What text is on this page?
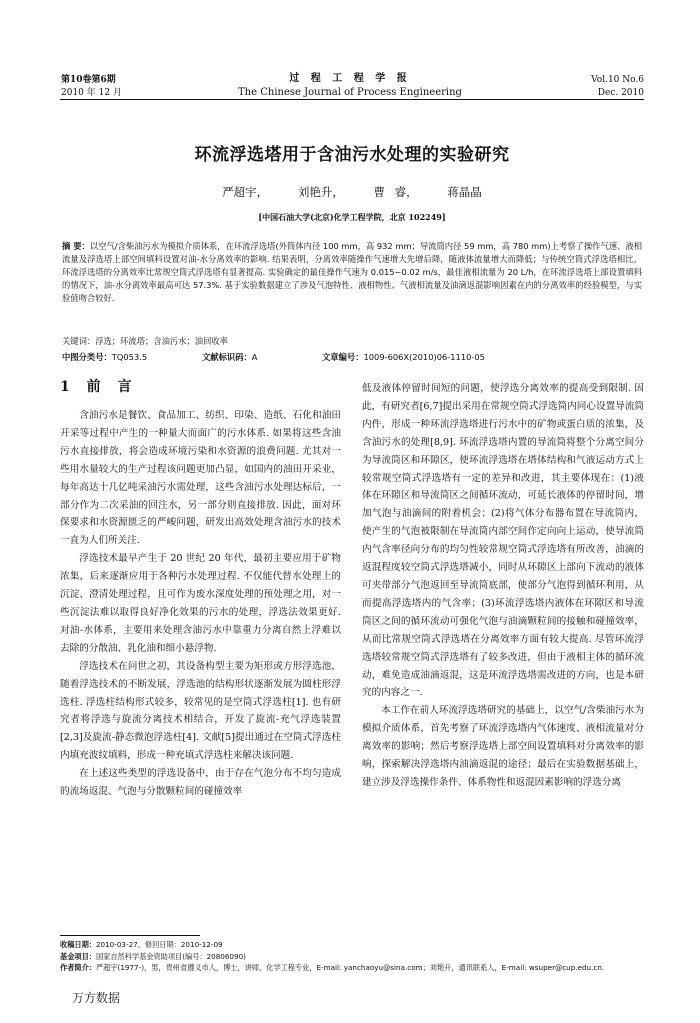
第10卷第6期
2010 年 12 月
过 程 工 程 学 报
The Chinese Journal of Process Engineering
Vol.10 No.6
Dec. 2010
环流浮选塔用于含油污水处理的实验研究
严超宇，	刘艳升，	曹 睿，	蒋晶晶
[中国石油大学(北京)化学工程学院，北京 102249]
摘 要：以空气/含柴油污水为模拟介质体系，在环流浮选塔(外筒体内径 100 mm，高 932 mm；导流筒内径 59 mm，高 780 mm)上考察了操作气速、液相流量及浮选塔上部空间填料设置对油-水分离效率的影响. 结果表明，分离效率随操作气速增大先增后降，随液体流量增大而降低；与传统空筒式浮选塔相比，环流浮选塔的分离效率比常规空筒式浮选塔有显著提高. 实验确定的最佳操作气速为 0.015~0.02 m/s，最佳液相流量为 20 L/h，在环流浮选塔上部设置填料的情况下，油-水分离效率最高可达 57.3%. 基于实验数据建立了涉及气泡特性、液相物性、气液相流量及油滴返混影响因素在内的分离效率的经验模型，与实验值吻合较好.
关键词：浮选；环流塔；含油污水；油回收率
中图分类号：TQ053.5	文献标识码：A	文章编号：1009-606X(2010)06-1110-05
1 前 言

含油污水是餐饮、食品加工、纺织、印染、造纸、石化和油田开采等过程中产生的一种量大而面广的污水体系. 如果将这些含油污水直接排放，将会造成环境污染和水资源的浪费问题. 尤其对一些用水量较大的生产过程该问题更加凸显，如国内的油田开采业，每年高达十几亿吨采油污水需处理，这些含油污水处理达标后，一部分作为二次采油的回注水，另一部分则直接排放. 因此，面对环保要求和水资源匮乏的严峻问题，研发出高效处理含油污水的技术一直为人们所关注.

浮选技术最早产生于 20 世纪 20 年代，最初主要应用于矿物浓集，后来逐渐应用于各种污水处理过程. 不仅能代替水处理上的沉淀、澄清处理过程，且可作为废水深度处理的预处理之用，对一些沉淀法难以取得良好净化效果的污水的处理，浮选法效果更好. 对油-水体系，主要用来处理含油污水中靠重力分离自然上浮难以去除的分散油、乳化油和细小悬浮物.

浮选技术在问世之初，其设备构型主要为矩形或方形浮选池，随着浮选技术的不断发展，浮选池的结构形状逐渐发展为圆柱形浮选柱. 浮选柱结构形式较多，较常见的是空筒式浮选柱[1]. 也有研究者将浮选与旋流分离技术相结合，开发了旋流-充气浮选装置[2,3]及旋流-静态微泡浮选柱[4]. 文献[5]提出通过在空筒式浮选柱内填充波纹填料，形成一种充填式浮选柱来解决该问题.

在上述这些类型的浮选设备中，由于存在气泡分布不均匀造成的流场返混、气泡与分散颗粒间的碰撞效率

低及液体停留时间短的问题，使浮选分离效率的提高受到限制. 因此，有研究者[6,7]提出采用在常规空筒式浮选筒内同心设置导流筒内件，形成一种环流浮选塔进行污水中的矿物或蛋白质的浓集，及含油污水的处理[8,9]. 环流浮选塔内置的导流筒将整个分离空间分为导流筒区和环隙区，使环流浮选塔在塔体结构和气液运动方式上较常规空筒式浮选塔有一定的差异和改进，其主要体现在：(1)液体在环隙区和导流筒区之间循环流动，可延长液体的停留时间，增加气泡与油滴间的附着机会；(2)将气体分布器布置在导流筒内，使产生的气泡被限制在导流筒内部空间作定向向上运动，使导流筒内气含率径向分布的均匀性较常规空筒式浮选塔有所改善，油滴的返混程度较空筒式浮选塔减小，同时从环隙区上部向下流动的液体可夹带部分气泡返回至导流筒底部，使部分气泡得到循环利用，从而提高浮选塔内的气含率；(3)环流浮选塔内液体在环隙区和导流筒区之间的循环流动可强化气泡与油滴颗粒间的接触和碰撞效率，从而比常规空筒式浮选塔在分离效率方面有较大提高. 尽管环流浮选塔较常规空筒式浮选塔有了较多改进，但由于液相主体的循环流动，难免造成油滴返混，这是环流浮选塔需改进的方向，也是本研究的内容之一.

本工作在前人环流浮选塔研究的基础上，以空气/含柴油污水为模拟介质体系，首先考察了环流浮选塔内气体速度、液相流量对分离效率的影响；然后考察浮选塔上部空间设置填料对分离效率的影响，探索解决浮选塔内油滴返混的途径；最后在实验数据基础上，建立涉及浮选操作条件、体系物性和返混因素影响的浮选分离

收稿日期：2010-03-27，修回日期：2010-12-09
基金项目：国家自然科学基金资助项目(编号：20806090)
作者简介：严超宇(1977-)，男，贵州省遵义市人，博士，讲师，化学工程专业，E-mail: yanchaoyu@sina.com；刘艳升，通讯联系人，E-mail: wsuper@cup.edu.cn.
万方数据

####################

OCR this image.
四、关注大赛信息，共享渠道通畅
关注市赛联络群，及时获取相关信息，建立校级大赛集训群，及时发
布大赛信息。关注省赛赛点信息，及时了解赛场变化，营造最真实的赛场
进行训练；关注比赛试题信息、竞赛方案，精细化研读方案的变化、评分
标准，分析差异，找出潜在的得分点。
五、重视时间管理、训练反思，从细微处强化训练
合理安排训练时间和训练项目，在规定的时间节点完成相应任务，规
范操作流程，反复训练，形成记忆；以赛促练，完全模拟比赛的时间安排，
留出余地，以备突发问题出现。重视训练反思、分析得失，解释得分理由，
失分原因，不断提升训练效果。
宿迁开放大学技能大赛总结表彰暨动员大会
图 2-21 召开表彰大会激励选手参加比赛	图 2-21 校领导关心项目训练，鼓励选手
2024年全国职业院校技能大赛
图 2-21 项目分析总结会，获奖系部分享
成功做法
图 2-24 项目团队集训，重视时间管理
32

####################

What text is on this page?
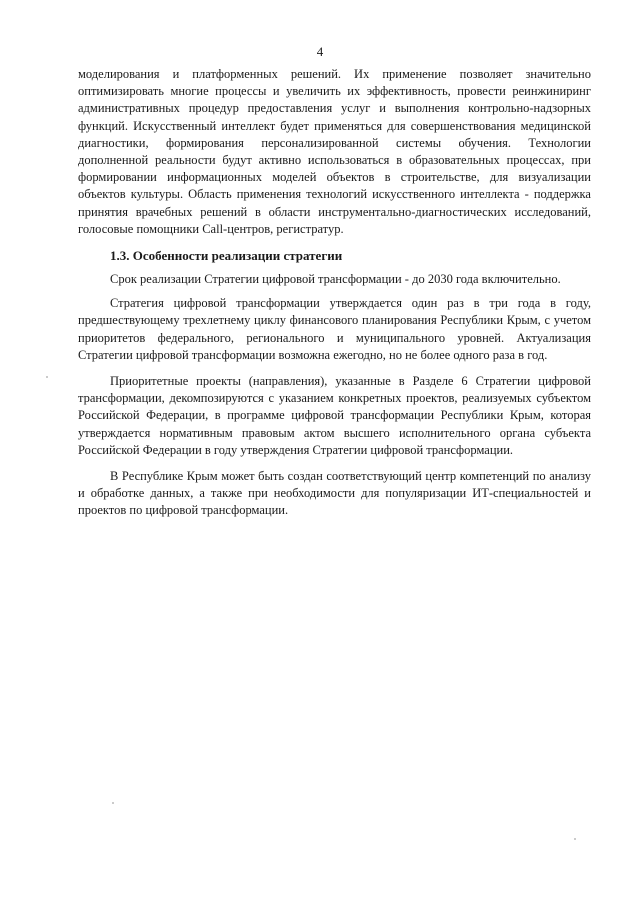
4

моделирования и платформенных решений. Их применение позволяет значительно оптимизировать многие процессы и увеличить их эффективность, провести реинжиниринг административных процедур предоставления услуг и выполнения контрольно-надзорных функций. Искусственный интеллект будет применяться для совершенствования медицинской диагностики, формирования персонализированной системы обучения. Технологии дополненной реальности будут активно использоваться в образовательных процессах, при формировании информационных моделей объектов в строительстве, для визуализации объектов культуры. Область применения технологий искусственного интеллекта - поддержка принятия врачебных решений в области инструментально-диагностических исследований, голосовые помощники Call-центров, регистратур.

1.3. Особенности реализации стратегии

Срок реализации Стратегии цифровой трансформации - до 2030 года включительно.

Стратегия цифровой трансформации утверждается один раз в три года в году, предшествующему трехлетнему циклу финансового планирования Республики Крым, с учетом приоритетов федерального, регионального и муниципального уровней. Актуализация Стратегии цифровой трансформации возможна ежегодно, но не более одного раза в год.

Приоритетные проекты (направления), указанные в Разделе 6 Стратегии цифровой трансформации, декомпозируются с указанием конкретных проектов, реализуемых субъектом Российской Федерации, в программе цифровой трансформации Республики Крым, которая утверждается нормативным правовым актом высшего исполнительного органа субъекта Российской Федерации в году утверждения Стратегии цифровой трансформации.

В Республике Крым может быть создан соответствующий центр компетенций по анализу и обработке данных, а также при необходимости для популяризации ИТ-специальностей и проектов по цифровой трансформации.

####################

Directions for this task:
Your answer should be a single number: how many lines in the data above include "重视时间管理"?

Correct response:
2